■ Task prompt
All lines in which the word "Italian" occurs are to be extracted.

(Data records)
****

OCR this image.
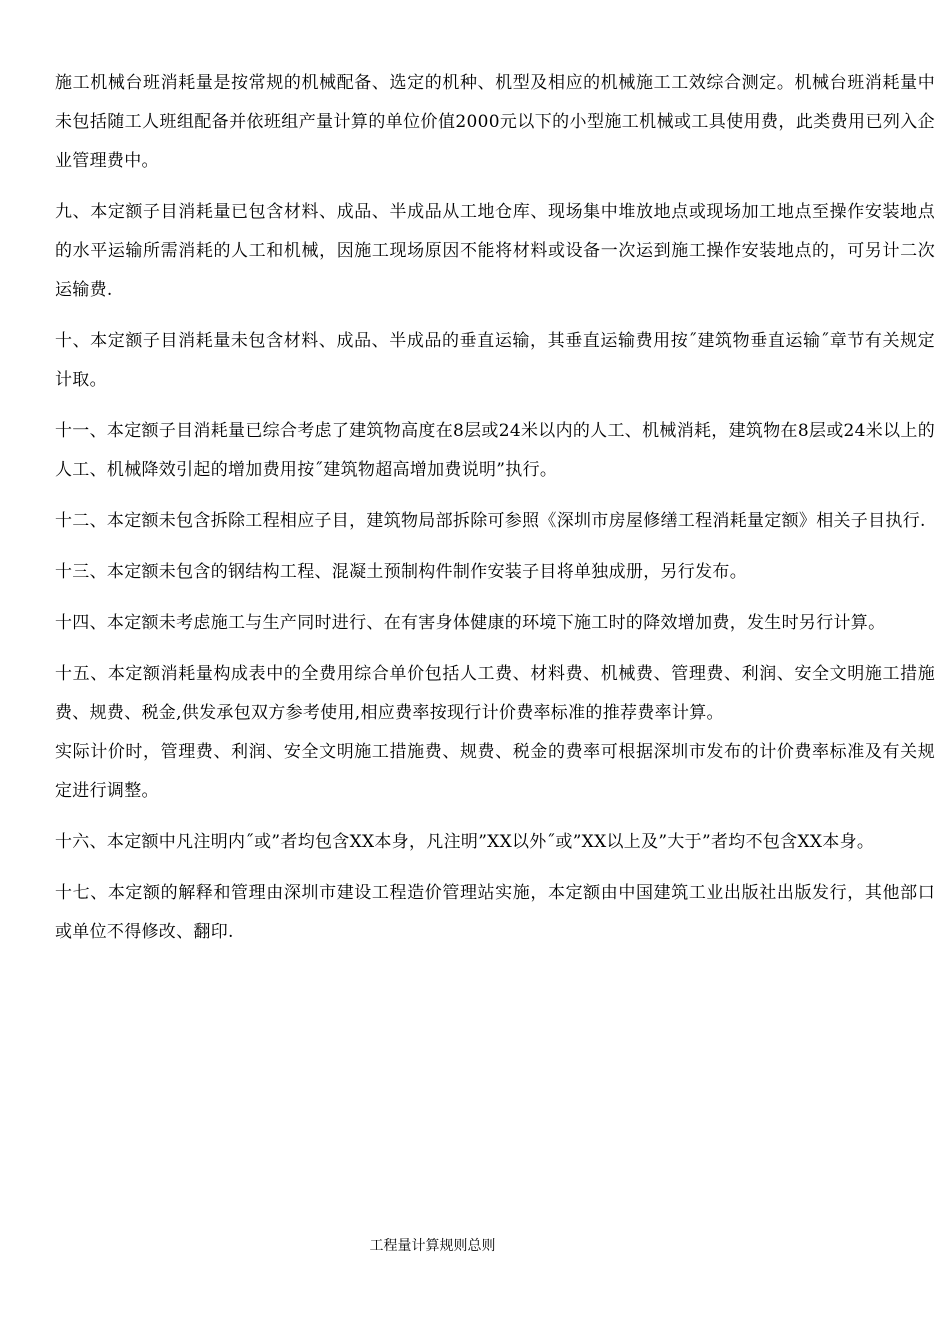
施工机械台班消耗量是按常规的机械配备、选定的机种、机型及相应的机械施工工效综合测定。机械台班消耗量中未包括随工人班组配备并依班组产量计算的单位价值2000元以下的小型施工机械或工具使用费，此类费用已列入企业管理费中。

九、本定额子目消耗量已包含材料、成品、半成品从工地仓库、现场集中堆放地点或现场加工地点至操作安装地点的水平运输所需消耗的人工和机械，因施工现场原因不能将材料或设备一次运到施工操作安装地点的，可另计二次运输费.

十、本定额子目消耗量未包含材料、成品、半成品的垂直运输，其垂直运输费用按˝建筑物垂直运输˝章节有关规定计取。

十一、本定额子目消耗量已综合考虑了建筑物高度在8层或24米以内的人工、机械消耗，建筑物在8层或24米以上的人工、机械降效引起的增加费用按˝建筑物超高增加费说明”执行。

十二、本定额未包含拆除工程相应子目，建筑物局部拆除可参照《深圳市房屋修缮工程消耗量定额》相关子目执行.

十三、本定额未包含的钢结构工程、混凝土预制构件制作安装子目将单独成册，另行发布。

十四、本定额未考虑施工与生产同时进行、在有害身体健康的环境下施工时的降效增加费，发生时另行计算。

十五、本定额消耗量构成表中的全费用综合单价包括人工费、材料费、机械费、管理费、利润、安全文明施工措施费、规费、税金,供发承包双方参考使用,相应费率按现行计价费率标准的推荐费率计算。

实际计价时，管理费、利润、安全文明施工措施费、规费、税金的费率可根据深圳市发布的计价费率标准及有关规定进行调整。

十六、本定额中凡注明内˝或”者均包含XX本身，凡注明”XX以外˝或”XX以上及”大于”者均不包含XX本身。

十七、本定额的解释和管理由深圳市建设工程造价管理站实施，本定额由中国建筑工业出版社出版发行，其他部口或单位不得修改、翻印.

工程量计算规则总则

****

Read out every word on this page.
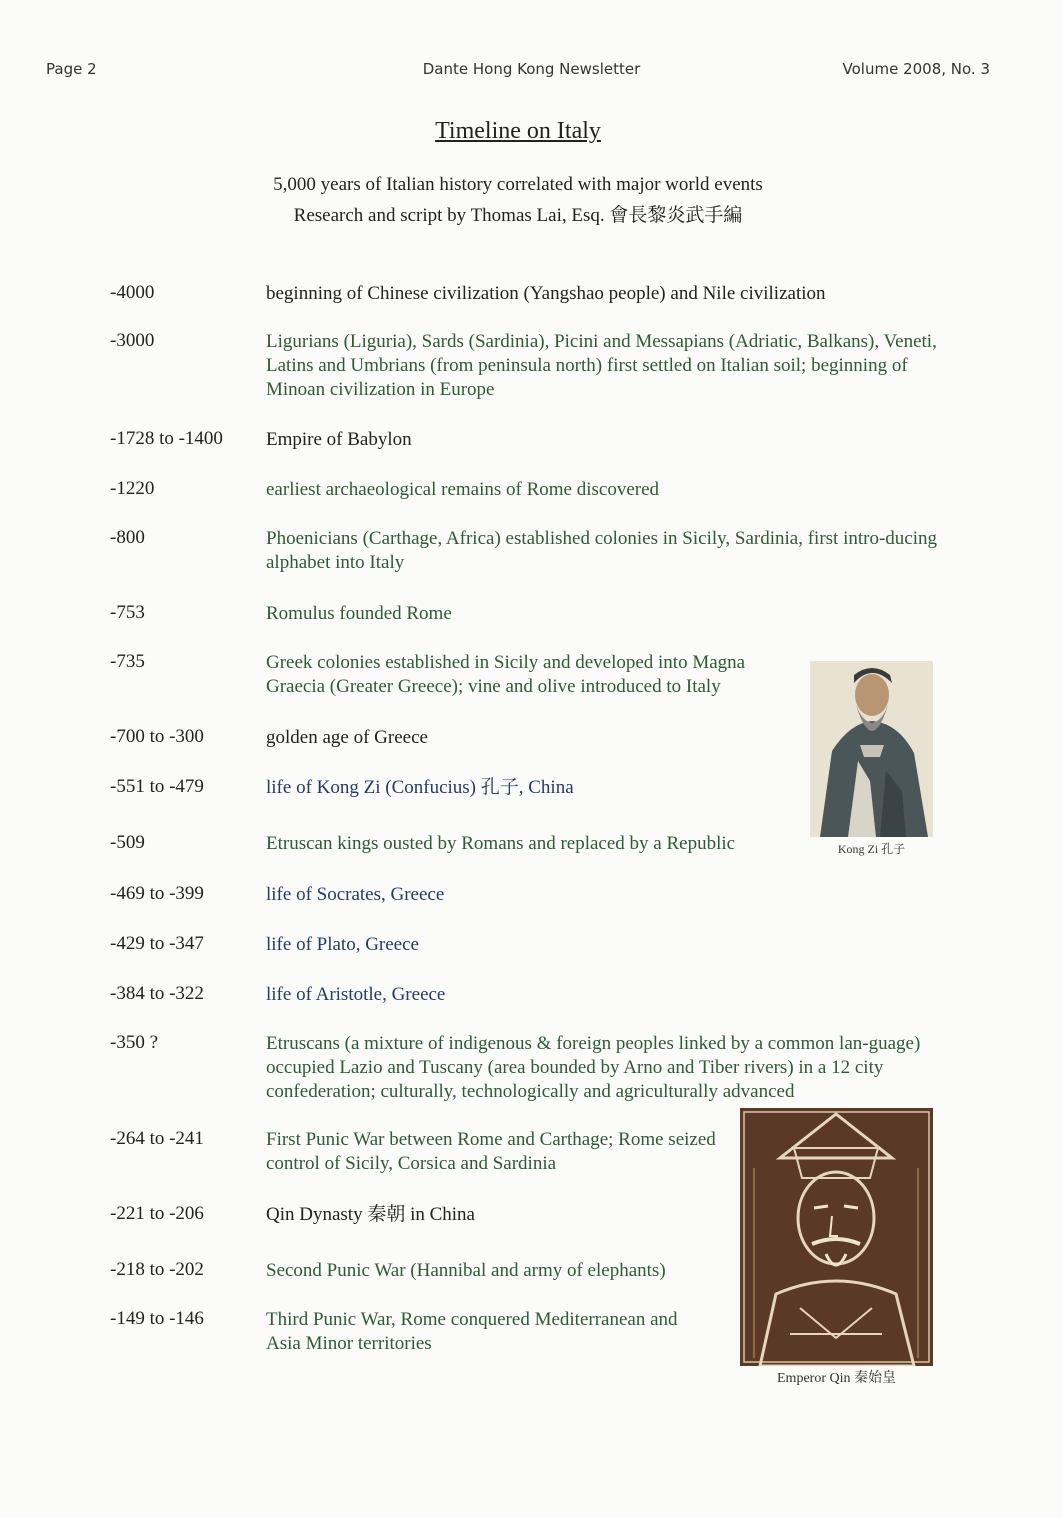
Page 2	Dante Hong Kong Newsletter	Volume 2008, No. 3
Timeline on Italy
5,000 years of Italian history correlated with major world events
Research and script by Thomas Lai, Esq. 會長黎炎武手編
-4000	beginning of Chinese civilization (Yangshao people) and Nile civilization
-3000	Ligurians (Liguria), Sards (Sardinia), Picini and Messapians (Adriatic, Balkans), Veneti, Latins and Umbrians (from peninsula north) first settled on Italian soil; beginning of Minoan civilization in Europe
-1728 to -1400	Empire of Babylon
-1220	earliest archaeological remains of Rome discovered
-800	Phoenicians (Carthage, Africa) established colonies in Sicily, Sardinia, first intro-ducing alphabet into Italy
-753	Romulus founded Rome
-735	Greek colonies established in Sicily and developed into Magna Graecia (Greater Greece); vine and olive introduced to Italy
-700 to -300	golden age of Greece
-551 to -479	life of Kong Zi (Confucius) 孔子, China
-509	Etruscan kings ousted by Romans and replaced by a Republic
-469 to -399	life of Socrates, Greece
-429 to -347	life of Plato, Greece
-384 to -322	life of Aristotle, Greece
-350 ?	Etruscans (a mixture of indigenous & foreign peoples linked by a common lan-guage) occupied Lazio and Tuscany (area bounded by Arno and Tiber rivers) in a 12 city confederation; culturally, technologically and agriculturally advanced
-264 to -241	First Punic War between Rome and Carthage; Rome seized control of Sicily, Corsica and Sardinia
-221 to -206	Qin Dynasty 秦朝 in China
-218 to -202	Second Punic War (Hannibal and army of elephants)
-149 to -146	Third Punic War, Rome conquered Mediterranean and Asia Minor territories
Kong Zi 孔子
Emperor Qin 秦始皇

****

■ Correct output
5,000 years of Italian history correlated with major world events
-3000	Ligurians (Liguria), Sards (Sardinia), Picini and Messapians (Adriatic, Balkans), Veneti, Latins and Umbrians (from peninsula north) first settled on Italian soil; beginning of Minoan civilization in Europe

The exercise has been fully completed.